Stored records

[BEGIN]

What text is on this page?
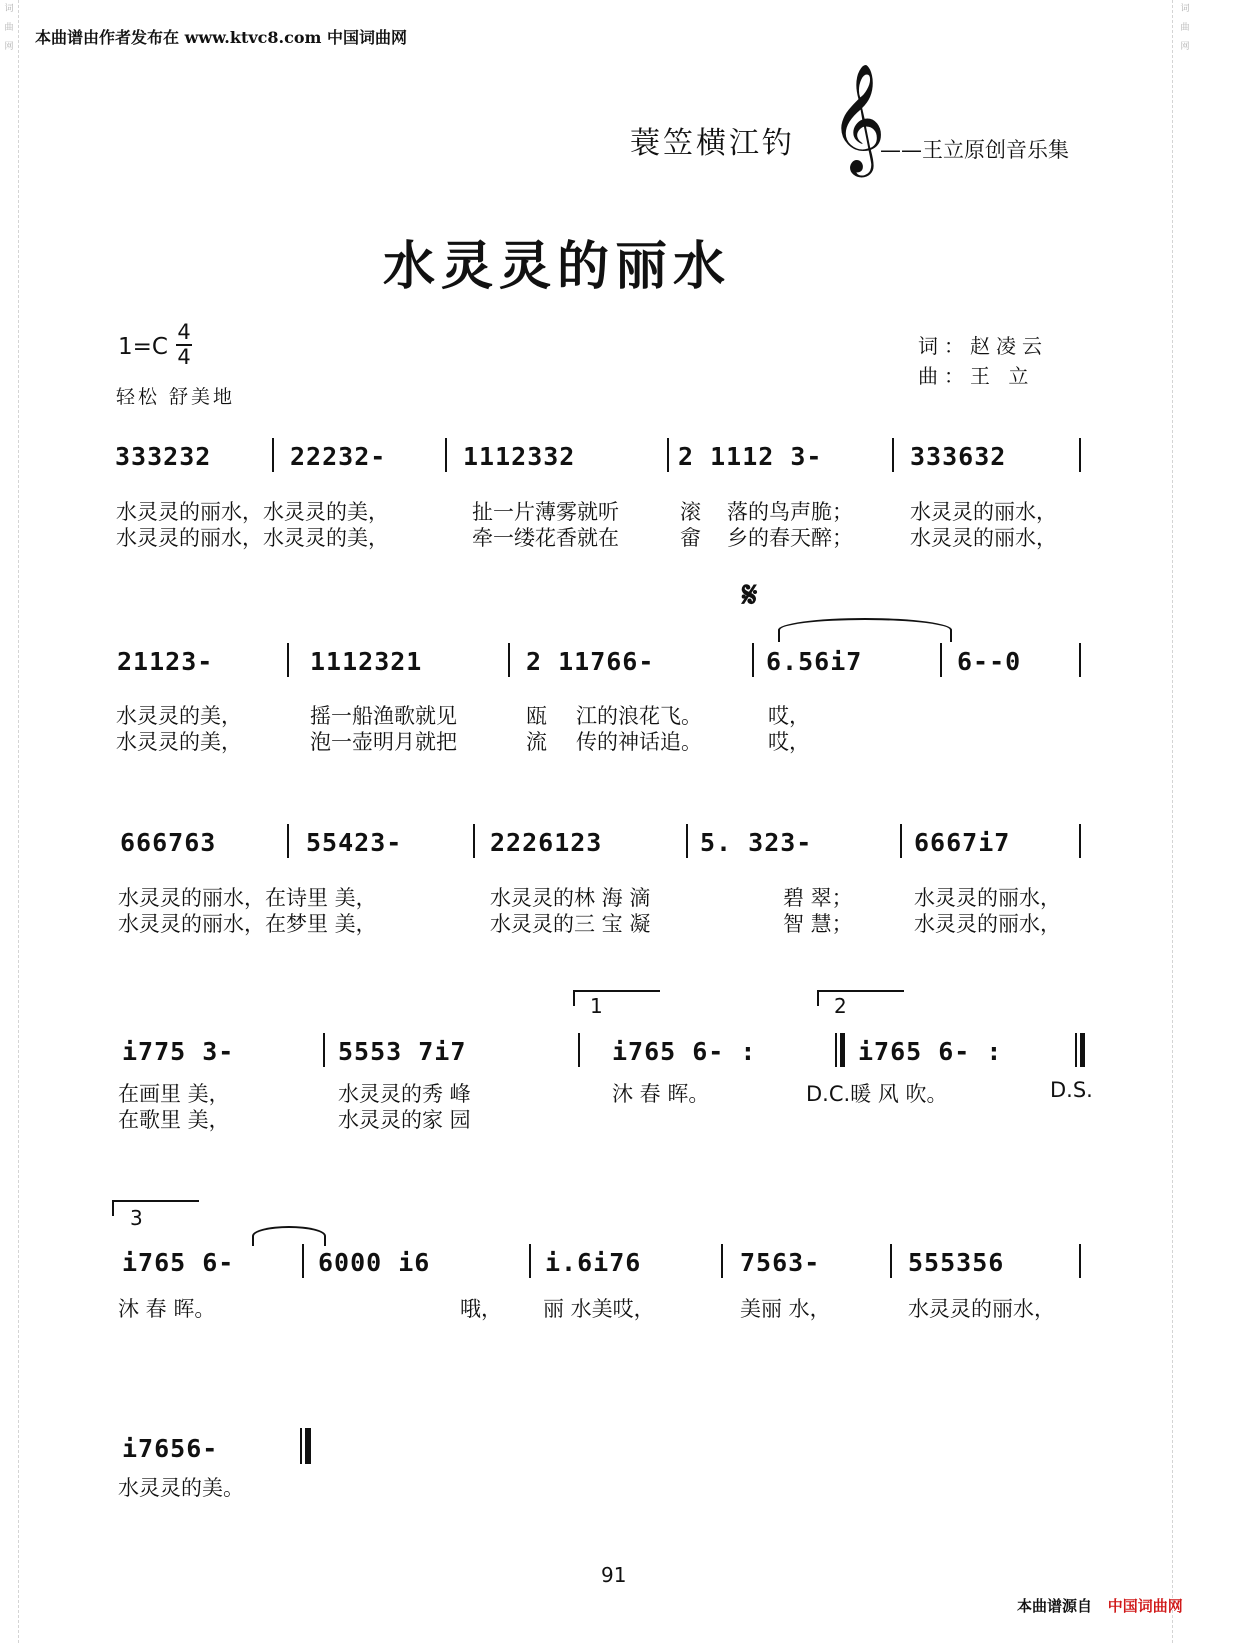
词
曲
网
词
曲
网
本曲谱由作者发布在 www.ktvc8.com 中国词曲网
蓑笠横江钓 𝄞
——王立原创音乐集
水灵灵的丽水
1=C
4
4
轻松 舒美地
词：赵凌云
曲：王 立
333232	22232-	1112332	2 1112 3-	333632
水灵灵的丽水，水灵灵的美，	扯一片薄雾就听	滚 落的鸟声脆；	水灵灵的丽水，
水灵灵的丽水，水灵灵的美，	牵一缕花香就在	畲 乡的春天醉；	水灵灵的丽水，
𝄋
21123-	1112321	2 11766-	6.56i7	6--0
水灵灵的美，	摇一船渔歌就见	瓯 江的浪花飞。	哎，
水灵灵的美，	泡一壶明月就把	流 传的神话追。	哎，
666763	55423-	2226123	5. 323-	6667i7
水灵灵的丽水，在诗里 美，	水灵灵的林 海 滴	碧 翠；	水灵灵的丽水，
水灵灵的丽水，在梦里 美，	水灵灵的三 宝 凝	智 慧；	水灵灵的丽水，
1	2
i775 3-	5553 7i7	i765 6- :	i765 6- :
在画里 美，	水灵灵的秀 峰	沐 春 晖。	D.C.暖 风 吹。	D.S.
在歌里 美，	水灵灵的家 园
3
i765 6-	6000 i6	i.6i76	7563-	555356
沐 春 晖。	哦， 丽 水美哎，	美丽 水，	水灵灵的丽水，
i7656-
水灵灵的美。
91
本曲谱源自 中国词曲网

[END]

What is expected
Repeat the material above word for word, please, apart from its images.

Worked answer
What text is on this page?
词
曲
网
词
曲
网
本曲谱由作者发布在 www.ktvc8.com 中国词曲网
蓑笠横江钓 𝄞
——王立原创音乐集
水灵灵的丽水
1=C
4
4
轻松 舒美地
词：赵凌云
曲：王 立
333232	22232-	1112332	2 1112 3-	333632
水灵灵的丽水，水灵灵的美，	扯一片薄雾就听	滚 落的鸟声脆；	水灵灵的丽水，
水灵灵的丽水，水灵灵的美，	牵一缕花香就在	畲 乡的春天醉；	水灵灵的丽水，
𝄋
21123-	1112321	2 11766-	6.56i7	6--0
水灵灵的美，	摇一船渔歌就见	瓯 江的浪花飞。	哎，
水灵灵的美，	泡一壶明月就把	流 传的神话追。	哎，
666763	55423-	2226123	5. 323-	6667i7
水灵灵的丽水，在诗里 美，	水灵灵的林 海 滴	碧 翠；	水灵灵的丽水，
水灵灵的丽水，在梦里 美，	水灵灵的三 宝 凝	智 慧；	水灵灵的丽水，
1	2
i775 3-	5553 7i7	i765 6- :	i765 6- :
在画里 美，	水灵灵的秀 峰	沐 春 晖。	D.C.暖 风 吹。	D.S.
在歌里 美，	水灵灵的家 园
3
i765 6-	6000 i6	i.6i76	7563-	555356
沐 春 晖。	哦， 丽 水美哎，	美丽 水，	水灵灵的丽水，
i7656-
水灵灵的美。
91
本曲谱源自 中国词曲网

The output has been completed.